◆ Data excerpts
--- Start ---
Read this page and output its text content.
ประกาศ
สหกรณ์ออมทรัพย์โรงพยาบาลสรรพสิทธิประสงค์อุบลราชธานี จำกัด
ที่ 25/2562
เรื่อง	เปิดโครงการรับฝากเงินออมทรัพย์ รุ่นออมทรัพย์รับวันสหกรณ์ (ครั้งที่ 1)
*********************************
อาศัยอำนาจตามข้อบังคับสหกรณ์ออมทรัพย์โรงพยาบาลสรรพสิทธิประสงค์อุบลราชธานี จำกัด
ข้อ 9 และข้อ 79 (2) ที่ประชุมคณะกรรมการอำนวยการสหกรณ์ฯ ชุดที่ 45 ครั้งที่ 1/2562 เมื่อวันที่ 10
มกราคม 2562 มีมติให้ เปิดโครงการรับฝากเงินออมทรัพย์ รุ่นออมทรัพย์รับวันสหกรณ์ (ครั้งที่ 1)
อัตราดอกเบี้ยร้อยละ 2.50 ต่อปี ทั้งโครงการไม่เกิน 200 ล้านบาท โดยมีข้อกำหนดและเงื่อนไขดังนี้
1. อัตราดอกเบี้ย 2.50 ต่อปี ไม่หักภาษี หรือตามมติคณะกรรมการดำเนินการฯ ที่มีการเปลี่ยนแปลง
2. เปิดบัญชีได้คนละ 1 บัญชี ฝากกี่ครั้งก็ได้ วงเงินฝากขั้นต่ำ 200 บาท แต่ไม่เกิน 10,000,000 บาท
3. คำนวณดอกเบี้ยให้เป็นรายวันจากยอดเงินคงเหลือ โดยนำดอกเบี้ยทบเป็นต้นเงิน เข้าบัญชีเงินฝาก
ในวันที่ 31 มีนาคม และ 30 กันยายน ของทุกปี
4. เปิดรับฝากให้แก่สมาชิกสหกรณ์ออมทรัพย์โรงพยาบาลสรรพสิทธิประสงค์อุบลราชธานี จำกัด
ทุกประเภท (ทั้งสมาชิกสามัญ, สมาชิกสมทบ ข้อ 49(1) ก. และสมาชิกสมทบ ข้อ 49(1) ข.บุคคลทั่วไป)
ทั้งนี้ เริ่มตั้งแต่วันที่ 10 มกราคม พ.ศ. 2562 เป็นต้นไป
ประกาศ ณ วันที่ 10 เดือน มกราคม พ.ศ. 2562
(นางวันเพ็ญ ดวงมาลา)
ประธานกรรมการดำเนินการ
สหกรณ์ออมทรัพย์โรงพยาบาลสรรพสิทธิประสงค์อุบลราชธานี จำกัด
--- End ---
◆ OBJECTIVE
Copy each line holding the word "สมาช" from the listing above.

◆ EXERCISE RESPONSE
4. เปิดรับฝากให้แก่สมาชิกสหกรณ์ออมทรัพย์โรงพยาบาลสรรพสิทธิประสงค์อุบลราชธานี จำกัด
ทุกประเภท (ทั้งสมาชิกสามัญ, สมาชิกสมทบ ข้อ 49(1) ก. และสมาชิกสมทบ ข้อ 49(1) ข.บุคคลทั่วไป)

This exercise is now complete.